[Data entries]

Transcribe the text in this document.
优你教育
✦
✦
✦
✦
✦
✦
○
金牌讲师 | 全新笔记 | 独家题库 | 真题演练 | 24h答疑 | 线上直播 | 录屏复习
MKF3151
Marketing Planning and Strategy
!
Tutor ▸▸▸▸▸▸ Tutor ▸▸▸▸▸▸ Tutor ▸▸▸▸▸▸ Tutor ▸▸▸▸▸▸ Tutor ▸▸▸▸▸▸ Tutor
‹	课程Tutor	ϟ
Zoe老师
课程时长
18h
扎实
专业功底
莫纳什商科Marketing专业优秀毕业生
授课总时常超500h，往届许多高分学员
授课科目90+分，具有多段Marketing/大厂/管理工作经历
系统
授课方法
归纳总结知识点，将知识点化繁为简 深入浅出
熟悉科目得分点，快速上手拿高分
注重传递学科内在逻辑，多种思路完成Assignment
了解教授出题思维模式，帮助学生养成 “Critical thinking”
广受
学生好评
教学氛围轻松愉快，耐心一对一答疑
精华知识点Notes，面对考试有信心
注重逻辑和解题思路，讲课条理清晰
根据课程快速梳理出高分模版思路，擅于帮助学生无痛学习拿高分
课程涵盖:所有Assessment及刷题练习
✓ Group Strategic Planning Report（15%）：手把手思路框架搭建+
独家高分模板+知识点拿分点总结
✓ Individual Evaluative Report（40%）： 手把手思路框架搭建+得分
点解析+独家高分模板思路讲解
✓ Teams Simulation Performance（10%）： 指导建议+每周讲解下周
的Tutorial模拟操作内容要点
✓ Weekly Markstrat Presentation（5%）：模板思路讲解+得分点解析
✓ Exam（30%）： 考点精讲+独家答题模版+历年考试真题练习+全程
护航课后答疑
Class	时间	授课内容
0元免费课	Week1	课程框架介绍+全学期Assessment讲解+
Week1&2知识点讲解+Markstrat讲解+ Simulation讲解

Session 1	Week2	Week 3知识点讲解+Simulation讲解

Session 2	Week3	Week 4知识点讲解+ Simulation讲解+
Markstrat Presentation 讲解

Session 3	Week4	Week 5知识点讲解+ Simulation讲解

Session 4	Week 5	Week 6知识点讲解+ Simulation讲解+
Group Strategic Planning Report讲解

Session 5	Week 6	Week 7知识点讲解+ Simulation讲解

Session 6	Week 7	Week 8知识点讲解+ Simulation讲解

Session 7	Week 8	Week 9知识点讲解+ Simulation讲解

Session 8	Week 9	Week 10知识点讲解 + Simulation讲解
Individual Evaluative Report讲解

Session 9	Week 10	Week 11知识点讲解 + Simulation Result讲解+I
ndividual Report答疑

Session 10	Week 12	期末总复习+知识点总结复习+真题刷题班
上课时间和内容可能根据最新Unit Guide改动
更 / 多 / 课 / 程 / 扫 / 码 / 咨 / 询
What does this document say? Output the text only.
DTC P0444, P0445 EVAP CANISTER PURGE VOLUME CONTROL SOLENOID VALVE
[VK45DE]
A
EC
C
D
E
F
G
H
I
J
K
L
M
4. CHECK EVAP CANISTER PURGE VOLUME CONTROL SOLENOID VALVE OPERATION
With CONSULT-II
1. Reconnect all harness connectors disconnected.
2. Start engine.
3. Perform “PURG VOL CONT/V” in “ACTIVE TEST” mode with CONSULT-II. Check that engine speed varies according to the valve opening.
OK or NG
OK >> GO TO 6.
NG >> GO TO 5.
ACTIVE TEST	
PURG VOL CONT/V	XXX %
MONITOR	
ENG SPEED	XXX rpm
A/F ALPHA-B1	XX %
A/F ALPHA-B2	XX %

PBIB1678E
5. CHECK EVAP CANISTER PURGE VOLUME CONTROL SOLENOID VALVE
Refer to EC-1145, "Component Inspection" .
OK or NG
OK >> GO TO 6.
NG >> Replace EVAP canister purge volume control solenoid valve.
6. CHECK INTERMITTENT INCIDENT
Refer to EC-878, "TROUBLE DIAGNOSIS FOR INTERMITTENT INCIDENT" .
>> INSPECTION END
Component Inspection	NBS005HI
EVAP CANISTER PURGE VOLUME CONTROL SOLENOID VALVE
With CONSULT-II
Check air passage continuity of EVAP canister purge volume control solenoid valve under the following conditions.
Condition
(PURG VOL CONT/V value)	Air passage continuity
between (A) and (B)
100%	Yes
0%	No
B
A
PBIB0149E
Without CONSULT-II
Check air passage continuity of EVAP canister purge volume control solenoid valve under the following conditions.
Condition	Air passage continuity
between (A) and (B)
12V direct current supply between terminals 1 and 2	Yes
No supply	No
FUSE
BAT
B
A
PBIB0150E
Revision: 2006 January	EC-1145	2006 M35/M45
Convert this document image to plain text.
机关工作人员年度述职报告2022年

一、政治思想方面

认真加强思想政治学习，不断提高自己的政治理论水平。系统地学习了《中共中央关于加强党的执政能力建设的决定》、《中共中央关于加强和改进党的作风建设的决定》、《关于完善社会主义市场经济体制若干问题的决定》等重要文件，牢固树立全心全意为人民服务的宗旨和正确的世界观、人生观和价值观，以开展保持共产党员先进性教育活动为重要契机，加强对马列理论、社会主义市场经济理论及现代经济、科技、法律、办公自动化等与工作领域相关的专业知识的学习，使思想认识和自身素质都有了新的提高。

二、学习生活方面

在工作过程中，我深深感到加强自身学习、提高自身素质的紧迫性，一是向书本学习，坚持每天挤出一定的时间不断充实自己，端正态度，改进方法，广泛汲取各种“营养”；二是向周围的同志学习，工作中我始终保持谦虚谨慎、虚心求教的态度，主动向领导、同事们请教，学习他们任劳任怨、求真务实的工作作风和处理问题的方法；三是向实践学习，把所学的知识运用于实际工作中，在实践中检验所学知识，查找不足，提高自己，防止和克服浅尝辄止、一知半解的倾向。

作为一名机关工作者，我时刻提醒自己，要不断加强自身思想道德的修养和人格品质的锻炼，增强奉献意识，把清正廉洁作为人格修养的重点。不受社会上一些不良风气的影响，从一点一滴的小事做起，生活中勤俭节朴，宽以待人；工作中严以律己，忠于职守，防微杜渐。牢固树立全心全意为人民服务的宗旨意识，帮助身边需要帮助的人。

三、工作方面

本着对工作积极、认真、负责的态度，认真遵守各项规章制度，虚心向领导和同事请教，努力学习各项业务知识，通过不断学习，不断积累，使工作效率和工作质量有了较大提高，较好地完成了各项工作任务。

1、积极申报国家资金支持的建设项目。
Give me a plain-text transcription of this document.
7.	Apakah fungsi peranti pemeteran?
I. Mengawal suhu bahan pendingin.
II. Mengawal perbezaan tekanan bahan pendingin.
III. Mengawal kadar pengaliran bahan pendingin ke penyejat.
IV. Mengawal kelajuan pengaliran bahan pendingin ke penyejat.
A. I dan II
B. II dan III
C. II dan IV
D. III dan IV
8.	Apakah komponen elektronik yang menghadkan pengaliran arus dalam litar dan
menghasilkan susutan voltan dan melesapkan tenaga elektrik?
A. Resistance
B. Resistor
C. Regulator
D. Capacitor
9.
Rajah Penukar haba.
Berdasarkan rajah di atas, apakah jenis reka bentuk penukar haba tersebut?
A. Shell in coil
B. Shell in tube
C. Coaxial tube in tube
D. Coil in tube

• REQUIREMENTS: Print every line of the records exactly. Omit nothing.

• SOLVED PROBLEM:
Transcribe the text in this document.
优你教育
✦
✦
✦
✦
✦
✦
○
金牌讲师 | 全新笔记 | 独家题库 | 真题演练 | 24h答疑 | 线上直播 | 录屏复习
MKF3151
Marketing Planning and Strategy
!
Tutor ▸▸▸▸▸▸ Tutor ▸▸▸▸▸▸ Tutor ▸▸▸▸▸▸ Tutor ▸▸▸▸▸▸ Tutor ▸▸▸▸▸▸ Tutor
‹	课程Tutor	ϟ
Zoe老师
课程时长
18h
扎实
专业功底
莫纳什商科Marketing专业优秀毕业生
授课总时常超500h，往届许多高分学员
授课科目90+分，具有多段Marketing/大厂/管理工作经历
系统
授课方法
归纳总结知识点，将知识点化繁为简 深入浅出
熟悉科目得分点，快速上手拿高分
注重传递学科内在逻辑，多种思路完成Assignment
了解教授出题思维模式，帮助学生养成 “Critical thinking”
广受
学生好评
教学氛围轻松愉快，耐心一对一答疑
精华知识点Notes，面对考试有信心
注重逻辑和解题思路，讲课条理清晰
根据课程快速梳理出高分模版思路，擅于帮助学生无痛学习拿高分
课程涵盖:所有Assessment及刷题练习
✓ Group Strategic Planning Report（15%）：手把手思路框架搭建+
独家高分模板+知识点拿分点总结
✓ Individual Evaluative Report（40%）： 手把手思路框架搭建+得分
点解析+独家高分模板思路讲解
✓ Teams Simulation Performance（10%）： 指导建议+每周讲解下周
的Tutorial模拟操作内容要点
✓ Weekly Markstrat Presentation（5%）：模板思路讲解+得分点解析
✓ Exam（30%）： 考点精讲+独家答题模版+历年考试真题练习+全程
护航课后答疑
Class	时间	授课内容
0元免费课	Week1	课程框架介绍+全学期Assessment讲解+
Week1&2知识点讲解+Markstrat讲解+ Simulation讲解

Session 1	Week2	Week 3知识点讲解+Simulation讲解

Session 2	Week3	Week 4知识点讲解+ Simulation讲解+
Markstrat Presentation 讲解

Session 3	Week4	Week 5知识点讲解+ Simulation讲解

Session 4	Week 5	Week 6知识点讲解+ Simulation讲解+
Group Strategic Planning Report讲解

Session 5	Week 6	Week 7知识点讲解+ Simulation讲解

Session 6	Week 7	Week 8知识点讲解+ Simulation讲解

Session 7	Week 8	Week 9知识点讲解+ Simulation讲解

Session 8	Week 9	Week 10知识点讲解 + Simulation讲解
Individual Evaluative Report讲解

Session 9	Week 10	Week 11知识点讲解 + Simulation Result讲解+I
ndividual Report答疑

Session 10	Week 12	期末总复习+知识点总结复习+真题刷题班
上课时间和内容可能根据最新Unit Guide改动
更 / 多 / 课 / 程 / 扫 / 码 / 咨 / 询
What does this document say? Output the text only.
DTC P0444, P0445 EVAP CANISTER PURGE VOLUME CONTROL SOLENOID VALVE
[VK45DE]
A
EC
C
D
E
F
G
H
I
J
K
L
M
4. CHECK EVAP CANISTER PURGE VOLUME CONTROL SOLENOID VALVE OPERATION
With CONSULT-II
1. Reconnect all harness connectors disconnected.
2. Start engine.
3. Perform “PURG VOL CONT/V” in “ACTIVE TEST” mode with CONSULT-II. Check that engine speed varies according to the valve opening.
OK or NG
OK >> GO TO 6.
NG >> GO TO 5.
ACTIVE TEST	
PURG VOL CONT/V	XXX %
MONITOR	
ENG SPEED	XXX rpm
A/F ALPHA-B1	XX %
A/F ALPHA-B2	XX %

PBIB1678E
5. CHECK EVAP CANISTER PURGE VOLUME CONTROL SOLENOID VALVE
Refer to EC-1145, "Component Inspection" .
OK or NG
OK >> GO TO 6.
NG >> Replace EVAP canister purge volume control solenoid valve.
6. CHECK INTERMITTENT INCIDENT
Refer to EC-878, "TROUBLE DIAGNOSIS FOR INTERMITTENT INCIDENT" .
>> INSPECTION END
Component Inspection	NBS005HI
EVAP CANISTER PURGE VOLUME CONTROL SOLENOID VALVE
With CONSULT-II
Check air passage continuity of EVAP canister purge volume control solenoid valve under the following conditions.
Condition
(PURG VOL CONT/V value)	Air passage continuity
between (A) and (B)
100%	Yes
0%	No
B
A
PBIB0149E
Without CONSULT-II
Check air passage continuity of EVAP canister purge volume control solenoid valve under the following conditions.
Condition	Air passage continuity
between (A) and (B)
12V direct current supply between terminals 1 and 2	Yes
No supply	No
FUSE
BAT
B
A
PBIB0150E
Revision: 2006 January	EC-1145	2006 M35/M45
Convert this document image to plain text.
机关工作人员年度述职报告2022年

一、政治思想方面

认真加强思想政治学习，不断提高自己的政治理论水平。系统地学习了《中共中央关于加强党的执政能力建设的决定》、《中共中央关于加强和改进党的作风建设的决定》、《关于完善社会主义市场经济体制若干问题的决定》等重要文件，牢固树立全心全意为人民服务的宗旨和正确的世界观、人生观和价值观，以开展保持共产党员先进性教育活动为重要契机，加强对马列理论、社会主义市场经济理论及现代经济、科技、法律、办公自动化等与工作领域相关的专业知识的学习，使思想认识和自身素质都有了新的提高。

二、学习生活方面

在工作过程中，我深深感到加强自身学习、提高自身素质的紧迫性，一是向书本学习，坚持每天挤出一定的时间不断充实自己，端正态度，改进方法，广泛汲取各种“营养”；二是向周围的同志学习，工作中我始终保持谦虚谨慎、虚心求教的态度，主动向领导、同事们请教，学习他们任劳任怨、求真务实的工作作风和处理问题的方法；三是向实践学习，把所学的知识运用于实际工作中，在实践中检验所学知识，查找不足，提高自己，防止和克服浅尝辄止、一知半解的倾向。

作为一名机关工作者，我时刻提醒自己，要不断加强自身思想道德的修养和人格品质的锻炼，增强奉献意识，把清正廉洁作为人格修养的重点。不受社会上一些不良风气的影响，从一点一滴的小事做起，生活中勤俭节朴，宽以待人；工作中严以律己，忠于职守，防微杜渐。牢固树立全心全意为人民服务的宗旨意识，帮助身边需要帮助的人。

三、工作方面

本着对工作积极、认真、负责的态度，认真遵守各项规章制度，虚心向领导和同事请教，努力学习各项业务知识，通过不断学习，不断积累，使工作效率和工作质量有了较大提高，较好地完成了各项工作任务。

1、积极申报国家资金支持的建设项目。
Give me a plain-text transcription of this document.
7.	Apakah fungsi peranti pemeteran?
I. Mengawal suhu bahan pendingin.
II. Mengawal perbezaan tekanan bahan pendingin.
III. Mengawal kadar pengaliran bahan pendingin ke penyejat.
IV. Mengawal kelajuan pengaliran bahan pendingin ke penyejat.
A. I dan II
B. II dan III
C. II dan IV
D. III dan IV
8.	Apakah komponen elektronik yang menghadkan pengaliran arus dalam litar dan
menghasilkan susutan voltan dan melesapkan tenaga elektrik?
A. Resistance
B. Resistor
C. Regulator
D. Capacitor
9.
Rajah Penukar haba.
Berdasarkan rajah di atas, apakah jenis reka bentuk penukar haba tersebut?
A. Shell in coil
B. Shell in tube
C. Coaxial tube in tube
D. Coil in tube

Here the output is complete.